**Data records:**
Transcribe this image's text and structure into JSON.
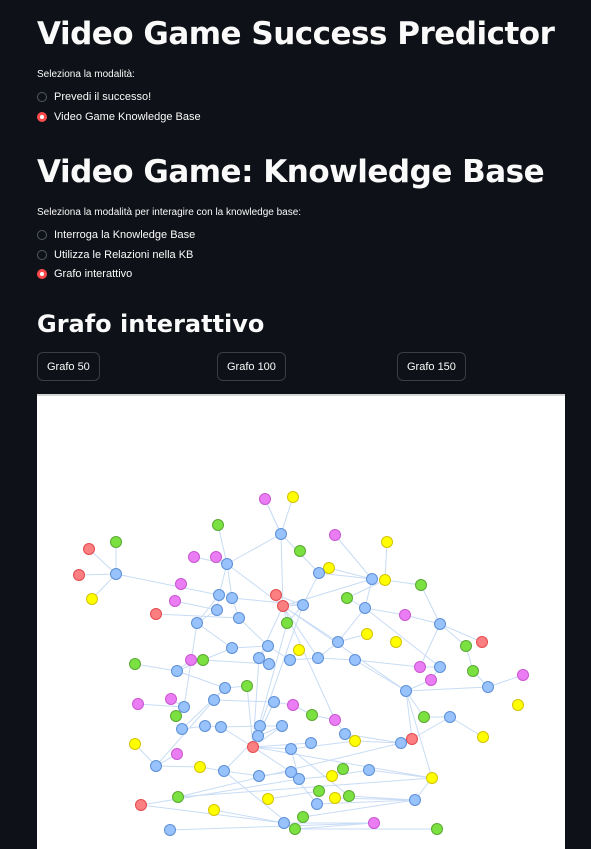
{
  "app_title": "Video Game Success Predictor",
  "mode_selector": {
    "label": "Seleziona la modalità:",
    "options": [
      "Prevedi il successo!",
      "Video Game Knowledge Base"
    ],
    "selected_index": 1
  },
  "kb_section": {
    "title": "Video Game: Knowledge Base",
    "mode_label": "Seleziona la modalità per interagire con la knowledge base:",
    "options": [
      "Interroga la Knowledge Base",
      "Utilizza le Relazioni nella KB",
      "Grafo interattivo"
    ],
    "selected_index": 2
  },
  "graph_section": {
    "title": "Grafo interattivo",
    "buttons": [
      "Grafo 50",
      "Grafo 100",
      "Grafo 150"
    ]
  },
  "colors": {
    "background": "#0e1117",
    "accent": "#ff4b4b",
    "node_blue": "#97c2fc",
    "node_blue_border": "#5d8fd6",
    "node_green": "#7be141",
    "node_green_border": "#5aa832",
    "node_pink": "#eb7df4",
    "node_pink_border": "#c855d0",
    "node_yellow": "#ffff00",
    "node_yellow_border": "#d4c200",
    "node_red": "#fb7e81",
    "node_red_border": "#e24a4e",
    "edge": "#c8dcf5"
  }
}
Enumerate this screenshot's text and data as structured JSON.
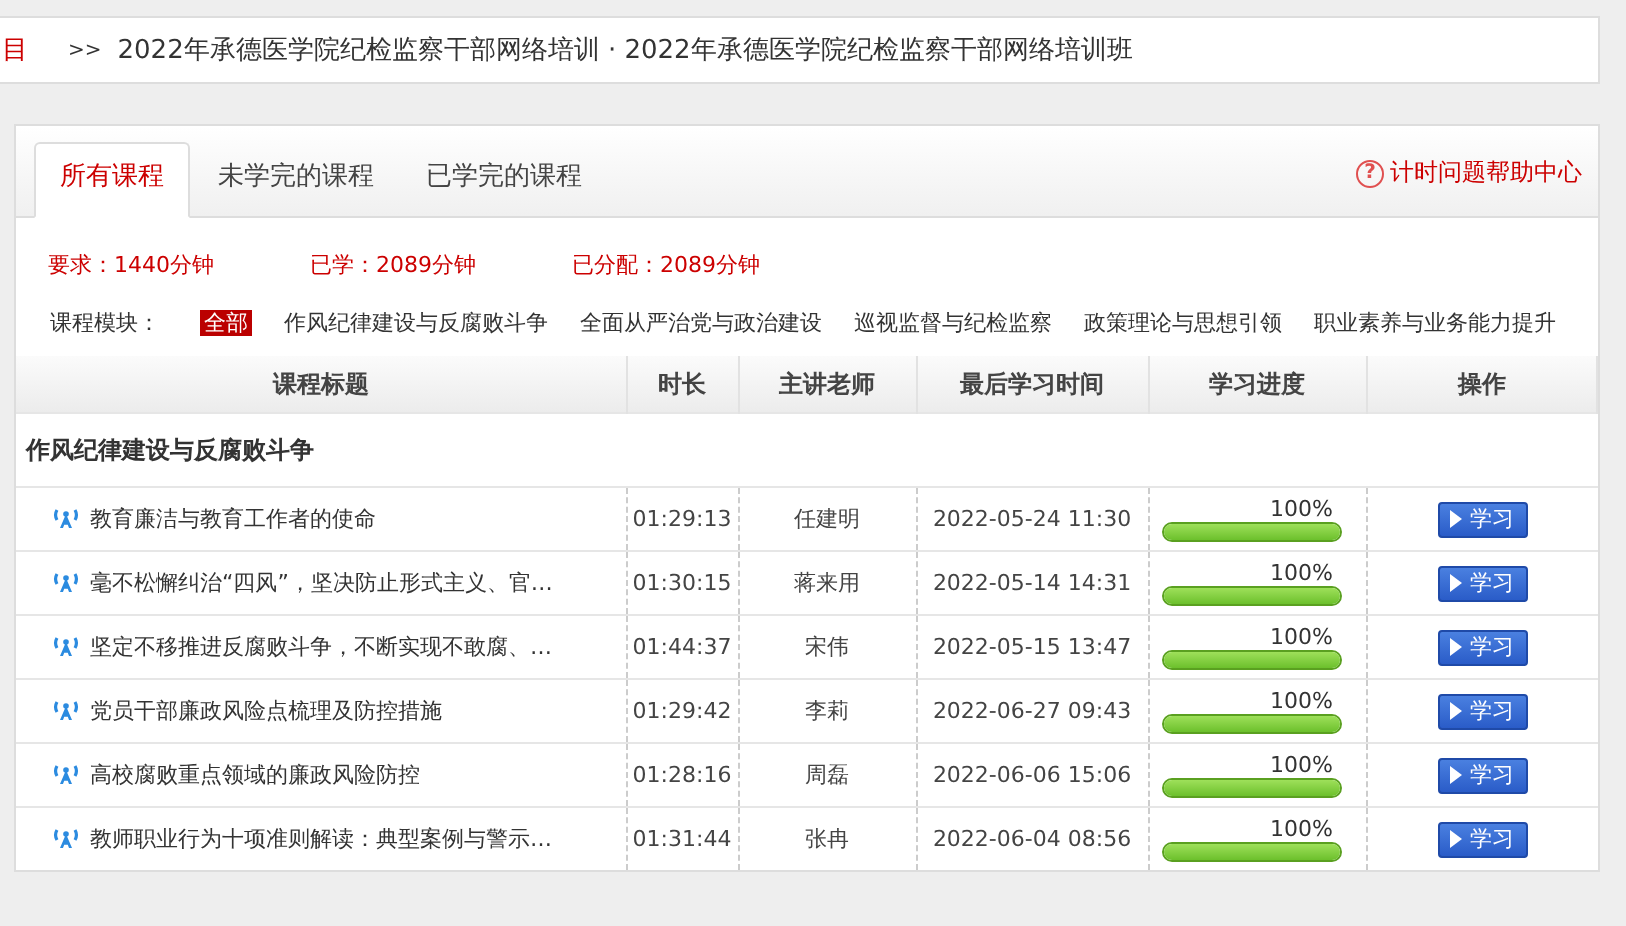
{
  "breadcrumb": {
    "cut_label": "目",
    "separator": ">>",
    "path": "2022年承德医学院纪检监察干部网络培训 · 2022年承德医学院纪检监察干部网络培训班"
  },
  "tabs": [
    {
      "label": "所有课程",
      "selected": true
    },
    {
      "label": "未学完的课程",
      "selected": false
    },
    {
      "label": "已学完的课程",
      "selected": false
    }
  ],
  "help_link": {
    "icon": "?",
    "label": "计时问题帮助中心"
  },
  "stats": [
    "要求：1440分钟",
    "已学：2089分钟",
    "已分配：2089分钟"
  ],
  "modules": {
    "label": "课程模块：",
    "items": [
      {
        "label": "全部",
        "selected": true
      },
      {
        "label": "作风纪律建设与反腐败斗争",
        "selected": false
      },
      {
        "label": "全面从严治党与政治建设",
        "selected": false
      },
      {
        "label": "巡视监督与纪检监察",
        "selected": false
      },
      {
        "label": "政策理论与思想引领",
        "selected": false
      },
      {
        "label": "职业素养与业务能力提升",
        "selected": false
      }
    ]
  },
  "table": {
    "columns": [
      "课程标题",
      "时长",
      "主讲老师",
      "最后学习时间",
      "学习进度",
      "操作"
    ],
    "group": "作风纪律建设与反腐败斗争",
    "rows": [
      {
        "title": "教育廉洁与教育工作者的使命",
        "duration": "01:29:13",
        "teacher": "任建明",
        "last": "2022-05-24 11:30",
        "percent": "100%",
        "level": 1,
        "action": "学习"
      },
      {
        "title": "毫不松懈纠治“四风”，坚决防止形式主义、官…",
        "duration": "01:30:15",
        "teacher": "蒋来用",
        "last": "2022-05-14 14:31",
        "percent": "100%",
        "level": 1,
        "action": "学习"
      },
      {
        "title": "坚定不移推进反腐败斗争，不断实现不敢腐、…",
        "duration": "01:44:37",
        "teacher": "宋伟",
        "last": "2022-05-15 13:47",
        "percent": "100%",
        "level": 1,
        "action": "学习"
      },
      {
        "title": "党员干部廉政风险点梳理及防控措施",
        "duration": "01:29:42",
        "teacher": "李莉",
        "last": "2022-06-27 09:43",
        "percent": "100%",
        "level": 1,
        "action": "学习"
      },
      {
        "title": "高校腐败重点领域的廉政风险防控",
        "duration": "01:28:16",
        "teacher": "周磊",
        "last": "2022-06-06 15:06",
        "percent": "100%",
        "level": 1,
        "action": "学习"
      },
      {
        "title": "教师职业行为十项准则解读：典型案例与警示…",
        "duration": "01:31:44",
        "teacher": "张冉",
        "last": "2022-06-04 08:56",
        "percent": "100%",
        "level": 1,
        "action": "学习"
      }
    ]
  }
}
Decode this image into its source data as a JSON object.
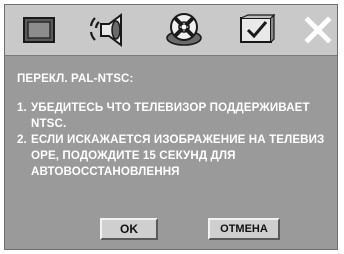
{
  "toolbar": {
    "icons": [
      "screen-icon",
      "speaker-icon",
      "disc-icon",
      "settings-checkmark-icon",
      "close-icon"
    ]
  },
  "dialog": {
    "title": "ПЕРЕКЛ. PAL-NTSC:",
    "items": [
      {
        "num": "1.",
        "text": "УБЕДИТЕСЬ ЧТО ТЕЛЕВИЗОР ПОДДЕРЖИВАЕТ NTSC."
      },
      {
        "num": "2.",
        "text": "ЕСЛИ ИСКАЖАЕТСЯ ИЗОБРАЖЕНИЕ НА ТЕЛЕВИЗ ОРЕ, ПОДОЖДИТЕ 15 СЕКУНД ДЛЯ АВТОВОССТАНОВЛЕННЯ"
      }
    ],
    "ok_label": "OK",
    "cancel_label": "ОТМЕНА"
  }
}
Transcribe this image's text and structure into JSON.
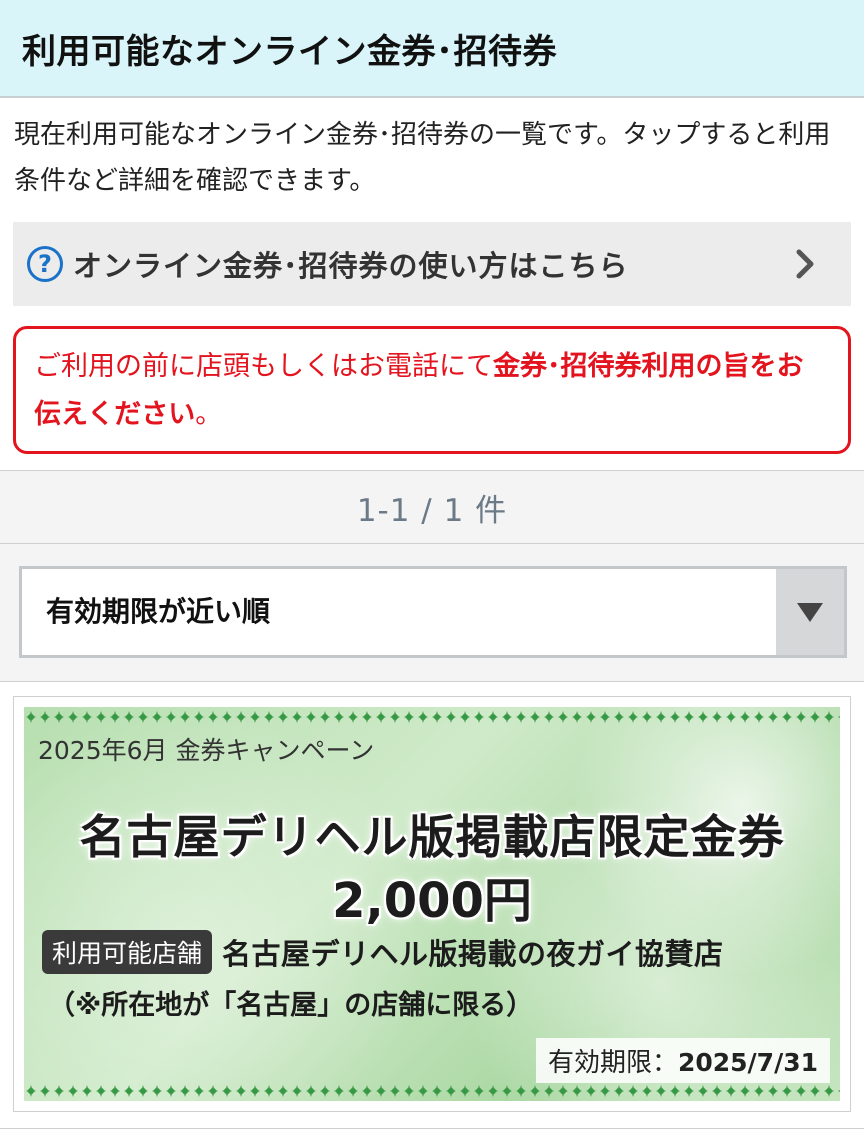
{
  "header": {
    "title": "利用可能なオンライン金券･招待券"
  },
  "intro": {
    "text": "現在利用可能なオンライン金券･招待券の一覧です。タップすると利用条件など詳細を確認できます。"
  },
  "howto": {
    "icon": "question-circle-icon",
    "label": "オンライン金券･招待券の使い方はこちら",
    "accent": "#1a73c9"
  },
  "notice": {
    "text_normal": "ご利用の前に店頭もしくはお電話にて",
    "text_bold": "金券･招待券利用の旨をお伝えください",
    "text_end": "。",
    "color": "#e3141e"
  },
  "pagination": {
    "count_text": "1-1 / 1 件"
  },
  "sort": {
    "selected": "有効期限が近い順"
  },
  "coupons": [
    {
      "campaign": "2025年6月 金券キャンペーン",
      "title_line1": "名古屋デリヘル版掲載店限定金券",
      "title_line2": "2,000円",
      "store_badge": "利用可能店舗",
      "store_name": "名古屋デリヘル版掲載の夜ガイ協賛店",
      "store_note": "（※所在地が「名古屋」の店舗に限る）",
      "expiry_label": "有効期限：",
      "expiry_date": "2025/7/31"
    }
  ]
}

**Exercise:** Return each line of the data, keeping its wording exact and omitting pictures.

**Response to this task:**
Transcribe this image's text and structure into JSON.
{
  "app_title": "Video Game Success Predictor",
  "mode_selector": {
    "label": "Seleziona la modalità:",
    "options": [
      "Prevedi il successo!",
      "Video Game Knowledge Base"
    ],
    "selected_index": 1
  },
  "kb_section": {
    "title": "Video Game: Knowledge Base",
    "mode_label": "Seleziona la modalità per interagire con la knowledge base:",
    "options": [
      "Interroga la Knowledge Base",
      "Utilizza le Relazioni nella KB",
      "Grafo interattivo"
    ],
    "selected_index": 2
  },
  "graph_section": {
    "title": "Grafo interattivo",
    "buttons": [
      "Grafo 50",
      "Grafo 100",
      "Grafo 150"
    ]
  },
  "colors": {
    "background": "#0e1117",
    "accent": "#ff4b4b",
    "node_blue": "#97c2fc",
    "node_blue_border": "#5d8fd6",
    "node_green": "#7be141",
    "node_green_border": "#5aa832",
    "node_pink": "#eb7df4",
    "node_pink_border": "#c855d0",
    "node_yellow": "#ffff00",
    "node_yellow_border": "#d4c200",
    "node_red": "#fb7e81",
    "node_red_border": "#e24a4e",
    "edge": "#c8dcf5"
  }
}
Enumerate this screenshot's text and data as structured JSON.
{
  "breadcrumb": {
    "cut_label": "目",
    "separator": ">>",
    "path": "2022年承德医学院纪检监察干部网络培训 · 2022年承德医学院纪检监察干部网络培训班"
  },
  "tabs": [
    {
      "label": "所有课程",
      "selected": true
    },
    {
      "label": "未学完的课程",
      "selected": false
    },
    {
      "label": "已学完的课程",
      "selected": false
    }
  ],
  "help_link": {
    "icon": "?",
    "label": "计时问题帮助中心"
  },
  "stats": [
    "要求：1440分钟",
    "已学：2089分钟",
    "已分配：2089分钟"
  ],
  "modules": {
    "label": "课程模块：",
    "items": [
      {
        "label": "全部",
        "selected": true
      },
      {
        "label": "作风纪律建设与反腐败斗争",
        "selected": false
      },
      {
        "label": "全面从严治党与政治建设",
        "selected": false
      },
      {
        "label": "巡视监督与纪检监察",
        "selected": false
      },
      {
        "label": "政策理论与思想引领",
        "selected": false
      },
      {
        "label": "职业素养与业务能力提升",
        "selected": false
      }
    ]
  },
  "table": {
    "columns": [
      "课程标题",
      "时长",
      "主讲老师",
      "最后学习时间",
      "学习进度",
      "操作"
    ],
    "group": "作风纪律建设与反腐败斗争",
    "rows": [
      {
        "title": "教育廉洁与教育工作者的使命",
        "duration": "01:29:13",
        "teacher": "任建明",
        "last": "2022-05-24 11:30",
        "percent": "100%",
        "level": 1,
        "action": "学习"
      },
      {
        "title": "毫不松懈纠治“四风”，坚决防止形式主义、官…",
        "duration": "01:30:15",
        "teacher": "蒋来用",
        "last": "2022-05-14 14:31",
        "percent": "100%",
        "level": 1,
        "action": "学习"
      },
      {
        "title": "坚定不移推进反腐败斗争，不断实现不敢腐、…",
        "duration": "01:44:37",
        "teacher": "宋伟",
        "last": "2022-05-15 13:47",
        "percent": "100%",
        "level": 1,
        "action": "学习"
      },
      {
        "title": "党员干部廉政风险点梳理及防控措施",
        "duration": "01:29:42",
        "teacher": "李莉",
        "last": "2022-06-27 09:43",
        "percent": "100%",
        "level": 1,
        "action": "学习"
      },
      {
        "title": "高校腐败重点领域的廉政风险防控",
        "duration": "01:28:16",
        "teacher": "周磊",
        "last": "2022-06-06 15:06",
        "percent": "100%",
        "level": 1,
        "action": "学习"
      },
      {
        "title": "教师职业行为十项准则解读：典型案例与警示…",
        "duration": "01:31:44",
        "teacher": "张冉",
        "last": "2022-06-04 08:56",
        "percent": "100%",
        "level": 1,
        "action": "学习"
      }
    ]
  }
}
Decode this image into its source data as a JSON object.
{
  "toolbar": {
    "icons": [
      "screen-icon",
      "speaker-icon",
      "disc-icon",
      "settings-checkmark-icon",
      "close-icon"
    ]
  },
  "dialog": {
    "title": "ПЕРЕКЛ. PAL-NTSC:",
    "items": [
      {
        "num": "1.",
        "text": "УБЕДИТЕСЬ ЧТО ТЕЛЕВИЗОР ПОДДЕРЖИВАЕТ NTSC."
      },
      {
        "num": "2.",
        "text": "ЕСЛИ ИСКАЖАЕТСЯ ИЗОБРАЖЕНИЕ НА ТЕЛЕВИЗ ОРЕ, ПОДОЖДИТЕ 15 СЕКУНД ДЛЯ АВТОВОССТАНОВЛЕННЯ"
      }
    ],
    "ok_label": "OK",
    "cancel_label": "ОТМЕНА"
  }
}
Transcribe this image's text and structure into JSON.
{
  "header": {
    "title": "利用可能なオンライン金券･招待券"
  },
  "intro": {
    "text": "現在利用可能なオンライン金券･招待券の一覧です。タップすると利用条件など詳細を確認できます。"
  },
  "howto": {
    "icon": "question-circle-icon",
    "label": "オンライン金券･招待券の使い方はこちら",
    "accent": "#1a73c9"
  },
  "notice": {
    "text_normal": "ご利用の前に店頭もしくはお電話にて",
    "text_bold": "金券･招待券利用の旨をお伝えください",
    "text_end": "。",
    "color": "#e3141e"
  },
  "pagination": {
    "count_text": "1-1 / 1 件"
  },
  "sort": {
    "selected": "有効期限が近い順"
  },
  "coupons": [
    {
      "campaign": "2025年6月 金券キャンペーン",
      "title_line1": "名古屋デリヘル版掲載店限定金券",
      "title_line2": "2,000円",
      "store_badge": "利用可能店舗",
      "store_name": "名古屋デリヘル版掲載の夜ガイ協賛店",
      "store_note": "（※所在地が「名古屋」の店舗に限る）",
      "expiry_label": "有効期限：",
      "expiry_date": "2025/7/31"
    }
  ]
}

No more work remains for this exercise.